**Schriftliche Aufgabe 1**
Schreib aus den Einträgen die Zeilen ab der Zeile mit "Output each element" bis einschließlich der Zeile mit "352, 342, 652]" unverändert ab. Die Bilder lässt du in deiner Antwort weg.

**Textabschnitt**

# Virtuel DJ Stimme entfernen



## Ersan (23. Mai 2004)

*Stimme entfernen aus mp3 oder anderes*

Hallo Leute,

ich habe gehört, dass man mit dem Programm VIrtuel DJ die Stimme aus einem Lied entfernen kann . WO bekomm ich den Plugin, oder wo gibt es noch ein Programm, wo man die Stimme rausholt.?


----------



## BeaTBoxX (24. Mai 2004)

http://www.tutorials.de/tutorials145317.html


----------



## Ersan (24. Mai 2004)

*Re: Stimme entfernen aus mp3 oder anderes*



> _Original geschrieben von Ersan _
> *Hallo Leute,
> 
> ich habe gehört, dass man mit dem Programm VIrtuel DJ die Stimme aus einem Lied entfernen kann . WO bekomm ich den Plugin, oder wo gibt es noch ein Programm, wo man die Stimme rausholt.? *




hmm,

ich möchte aber den Gesang raus haben, nur die INstrumente und kein Gesang


----------



## KEK16 (24. Mai 2004)

Guck doch einfach mal nach einer Acapella bzw Instrumental Version. 

Singles haben doch sowas (jedenfalls im HipHop Bereich) meistens drauf. 

Und die Stimme rauszufiltern ist wie der andere Thread nicht ohne Qualitätsverlust nicht möglich.


----------



## Ersan (24. Mai 2004)

*Re: Re: Stimme entfernen aus mp3 oder anderes*



> _Original geschrieben von Ersan _
> *hmm,
> 
> ich möchte aber den Gesang raus haben, nur die INstrumente und kein Gesang *



ich finde ja nichts, cih brauche das für ein Theaterstück, da wird gesungen.


----------



## collage (14. Februar 2007)

hay leute habe ne frage.ich wil auch einigen  meine songs stimmen entferne damit es nur intrumental bleibt.kann jemand bite helfen ist wichtig danke


----------



## FingerSkill (15. Februar 2007)

Bitte bitte bitte!...
Verwendet die Suchfunktion ich denke es gibt schon genug dieser Threads.

Und ohne Qualitätsverlust und etwas mehr Wissen ist es definitiv nicht moeglich euer Vorhaben zu verwirklichen. Die einfachste Variante ein EQ mit Low- bzw. HiCut......

Ich bin fuer ein schliessen dieses Threads.

Nachtrag: Ausserdem moechte ich "collage" daran erinnern sich an die Netiquette zu halten.


----------

**Einträge zum Bearbeiten**
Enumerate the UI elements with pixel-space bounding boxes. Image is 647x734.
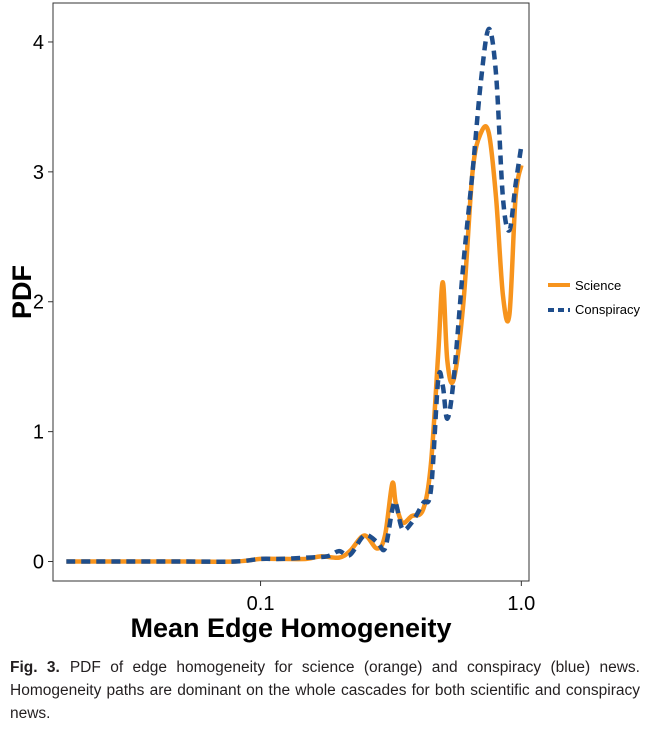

* * *

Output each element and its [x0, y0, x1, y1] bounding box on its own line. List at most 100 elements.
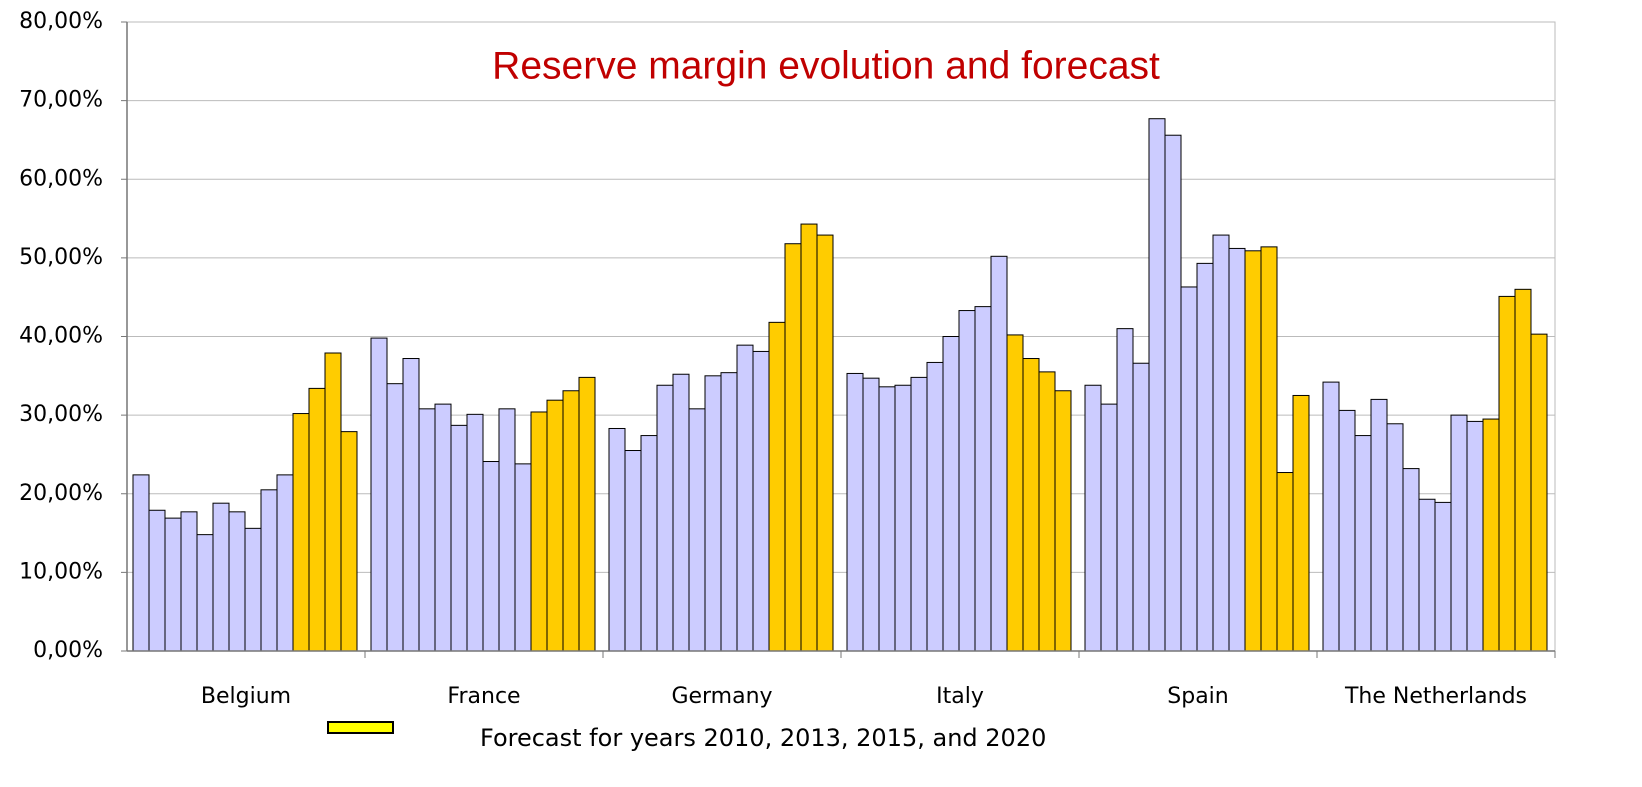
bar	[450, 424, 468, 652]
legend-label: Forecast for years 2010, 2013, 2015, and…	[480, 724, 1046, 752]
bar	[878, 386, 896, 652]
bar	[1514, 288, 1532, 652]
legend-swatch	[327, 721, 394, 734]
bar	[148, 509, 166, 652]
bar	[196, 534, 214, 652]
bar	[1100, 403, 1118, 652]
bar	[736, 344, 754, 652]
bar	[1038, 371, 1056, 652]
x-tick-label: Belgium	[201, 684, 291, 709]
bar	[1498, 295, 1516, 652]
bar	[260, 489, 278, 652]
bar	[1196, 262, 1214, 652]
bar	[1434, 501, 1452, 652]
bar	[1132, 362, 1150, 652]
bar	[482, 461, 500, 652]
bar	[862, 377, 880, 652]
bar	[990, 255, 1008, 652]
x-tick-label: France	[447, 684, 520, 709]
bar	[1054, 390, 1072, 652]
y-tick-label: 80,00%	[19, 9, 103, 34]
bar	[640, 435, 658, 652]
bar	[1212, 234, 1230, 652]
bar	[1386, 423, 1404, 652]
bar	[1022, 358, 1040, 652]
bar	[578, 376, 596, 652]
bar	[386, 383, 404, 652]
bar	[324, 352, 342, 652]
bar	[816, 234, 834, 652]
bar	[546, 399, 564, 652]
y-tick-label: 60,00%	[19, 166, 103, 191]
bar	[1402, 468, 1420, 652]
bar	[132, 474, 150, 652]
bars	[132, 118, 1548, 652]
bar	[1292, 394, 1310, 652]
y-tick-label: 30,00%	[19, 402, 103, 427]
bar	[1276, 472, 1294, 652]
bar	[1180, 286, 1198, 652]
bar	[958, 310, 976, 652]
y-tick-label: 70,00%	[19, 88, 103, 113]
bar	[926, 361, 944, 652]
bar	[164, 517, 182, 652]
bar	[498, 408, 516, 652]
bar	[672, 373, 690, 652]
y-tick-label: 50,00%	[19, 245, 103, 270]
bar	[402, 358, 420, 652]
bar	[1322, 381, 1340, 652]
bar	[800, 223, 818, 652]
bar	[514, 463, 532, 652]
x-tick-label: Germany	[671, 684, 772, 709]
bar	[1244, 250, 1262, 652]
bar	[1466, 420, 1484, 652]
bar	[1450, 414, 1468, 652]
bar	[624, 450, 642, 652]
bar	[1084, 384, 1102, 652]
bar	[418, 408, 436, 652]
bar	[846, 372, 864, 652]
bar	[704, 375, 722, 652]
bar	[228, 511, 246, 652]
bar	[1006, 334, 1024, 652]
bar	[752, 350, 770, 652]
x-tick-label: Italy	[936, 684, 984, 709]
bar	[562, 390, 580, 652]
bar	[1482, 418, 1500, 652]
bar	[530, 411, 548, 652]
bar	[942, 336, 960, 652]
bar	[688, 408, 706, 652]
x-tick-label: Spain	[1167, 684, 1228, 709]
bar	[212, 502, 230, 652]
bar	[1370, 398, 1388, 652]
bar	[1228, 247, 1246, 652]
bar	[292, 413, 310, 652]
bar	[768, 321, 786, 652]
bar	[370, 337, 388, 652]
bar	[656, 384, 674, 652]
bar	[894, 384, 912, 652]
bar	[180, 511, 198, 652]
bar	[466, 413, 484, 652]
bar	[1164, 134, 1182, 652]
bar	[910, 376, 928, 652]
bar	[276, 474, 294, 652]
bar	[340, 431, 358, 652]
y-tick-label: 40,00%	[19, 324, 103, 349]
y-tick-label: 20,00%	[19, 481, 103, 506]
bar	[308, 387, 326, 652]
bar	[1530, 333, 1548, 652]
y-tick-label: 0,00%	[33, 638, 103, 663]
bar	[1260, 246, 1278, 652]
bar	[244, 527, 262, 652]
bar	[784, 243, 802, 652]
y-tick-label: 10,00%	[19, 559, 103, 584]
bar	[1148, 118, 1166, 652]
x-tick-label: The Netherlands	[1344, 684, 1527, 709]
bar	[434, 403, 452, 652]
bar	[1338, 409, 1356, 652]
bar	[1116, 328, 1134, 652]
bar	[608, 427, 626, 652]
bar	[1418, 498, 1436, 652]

**Schriftliche Aufgabe 2**
Beantworte zum Forenthread über das Entfernen der Stimme diese Fragen:
(a) Wofür braucht Ersan das Lied ohne Gesang?
(b) Nach welchen Versionen soll man laut KEK16 schauen?
(c) Was nennt FingerSkill als einfachste Variante?

**Antwort zur Übung 1**
Output each element and its [x0, y0, x1, y1] bounding box on its own line. List at most 100 elements.
bar	[450, 424, 468, 652]
legend-label: Forecast for years 2010, 2013, 2015, and…	[480, 724, 1046, 752]
bar	[878, 386, 896, 652]
bar	[1514, 288, 1532, 652]
legend-swatch	[327, 721, 394, 734]
bar	[148, 509, 166, 652]
bar	[196, 534, 214, 652]
bar	[1100, 403, 1118, 652]
bar	[736, 344, 754, 652]
bar	[1038, 371, 1056, 652]
x-tick-label: Belgium	[201, 684, 291, 709]
bar	[1498, 295, 1516, 652]
bar	[260, 489, 278, 652]
bar	[1196, 262, 1214, 652]
bar	[1434, 501, 1452, 652]
bar	[1132, 362, 1150, 652]
bar	[482, 461, 500, 652]
bar	[862, 377, 880, 652]
bar	[990, 255, 1008, 652]
x-tick-label: France	[447, 684, 520, 709]
bar	[1054, 390, 1072, 652]
y-tick-label: 80,00%	[19, 9, 103, 34]
bar	[640, 435, 658, 652]
bar	[1212, 234, 1230, 652]
bar	[1386, 423, 1404, 652]
bar	[1022, 358, 1040, 652]
bar	[578, 376, 596, 652]
bar	[386, 383, 404, 652]
bar	[324, 352, 342, 652]

**Antwort zur Übung 2**
(a) Für ein Theaterstück, in dem gesungen wird.
(b) Nach einer Acapella- bzw. Instrumental-Version.
(c) Einen EQ mit Low- bzw. HiCut.